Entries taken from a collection

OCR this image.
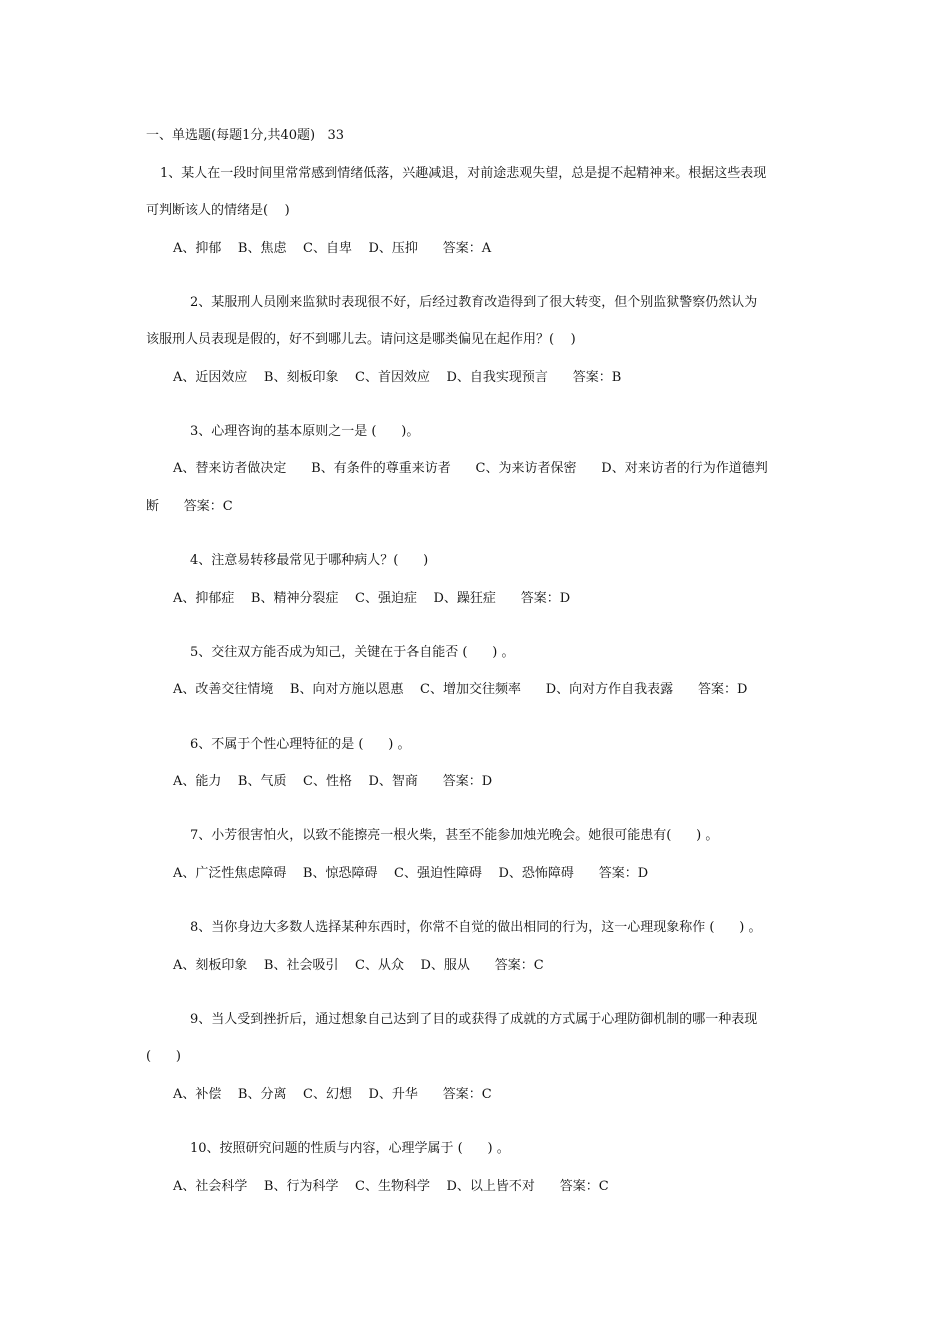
一、单选题(每题1分,共40题)   33
1、某人在一段时间里常常感到情绪低落，兴趣减退，对前途悲观失望，总是提不起精神来。根据这些表现
可判断该人的情绪是(    )
A、抑郁    B、焦虑    C、自卑    D、压抑      答案：A
2、某服刑人员刚来监狱时表现很不好，后经过教育改造得到了很大转变，但个别监狱警察仍然认为
该服刑人员表现是假的，好不到哪儿去。请问这是哪类偏见在起作用？(    )
A、近因效应    B、刻板印象    C、首因效应    D、自我实现预言      答案：B
3、心理咨询的基本原则之一是 (      )。
A、替来访者做决定      B、有条件的尊重来访者      C、为来访者保密      D、对来访者的行为作道德判
断      答案：C
4、注意易转移最常见于哪种病人？(      )
A、抑郁症    B、精神分裂症    C、强迫症    D、躁狂症      答案：D
5、交往双方能否成为知己，关键在于各自能否 (      ) 。
A、改善交往情境    B、向对方施以恩惠    C、增加交往频率      D、向对方作自我表露      答案：D
6、不属于个性心理特征的是 (      ) 。
A、能力    B、气质    C、性格    D、智商      答案：D
7、小芳很害怕火，以致不能擦亮一根火柴，甚至不能参加烛光晚会。她很可能患有(      ) 。
A、广泛性焦虑障碍    B、惊恐障碍    C、强迫性障碍    D、恐怖障碍      答案：D
8、当你身边大多数人选择某种东西时，你常不自觉的做出相同的行为，这一心理现象称作 (      ) 。
A、刻板印象    B、社会吸引    C、从众    D、服从      答案：C
9、当人受到挫折后，通过想象自己达到了目的或获得了成就的方式属于心理防御机制的哪一种表现
(      )
A、补偿    B、分离    C、幻想    D、升华      答案：C
10、按照研究问题的性质与内容，心理学属于 (      ) 。
A、社会科学    B、行为科学    C、生物科学    D、以上皆不对      答案：C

● **PROBLEM STATEMENT**: Print out every entry above without changing a word, and leave out the pictures.

● **SOLUTION**:
OCR this image.
一、单选题(每题1分,共40题)   33
1、某人在一段时间里常常感到情绪低落，兴趣减退，对前途悲观失望，总是提不起精神来。根据这些表现
可判断该人的情绪是(    )
A、抑郁    B、焦虑    C、自卑    D、压抑      答案：A
2、某服刑人员刚来监狱时表现很不好，后经过教育改造得到了很大转变，但个别监狱警察仍然认为
该服刑人员表现是假的，好不到哪儿去。请问这是哪类偏见在起作用？(    )
A、近因效应    B、刻板印象    C、首因效应    D、自我实现预言      答案：B
3、心理咨询的基本原则之一是 (      )。
A、替来访者做决定      B、有条件的尊重来访者      C、为来访者保密      D、对来访者的行为作道德判
断      答案：C
4、注意易转移最常见于哪种病人？(      )
A、抑郁症    B、精神分裂症    C、强迫症    D、躁狂症      答案：D
5、交往双方能否成为知己，关键在于各自能否 (      ) 。
A、改善交往情境    B、向对方施以恩惠    C、增加交往频率      D、向对方作自我表露      答案：D
6、不属于个性心理特征的是 (      ) 。
A、能力    B、气质    C、性格    D、智商      答案：D
7、小芳很害怕火，以致不能擦亮一根火柴，甚至不能参加烛光晚会。她很可能患有(      ) 。
A、广泛性焦虑障碍    B、惊恐障碍    C、强迫性障碍    D、恐怖障碍      答案：D
8、当你身边大多数人选择某种东西时，你常不自觉的做出相同的行为，这一心理现象称作 (      ) 。
A、刻板印象    B、社会吸引    C、从众    D、服从      答案：C
9、当人受到挫折后，通过想象自己达到了目的或获得了成就的方式属于心理防御机制的哪一种表现
(      )
A、补偿    B、分离    C、幻想    D、升华      答案：C
10、按照研究问题的性质与内容，心理学属于 (      ) 。
A、社会科学    B、行为科学    C、生物科学    D、以上皆不对      答案：C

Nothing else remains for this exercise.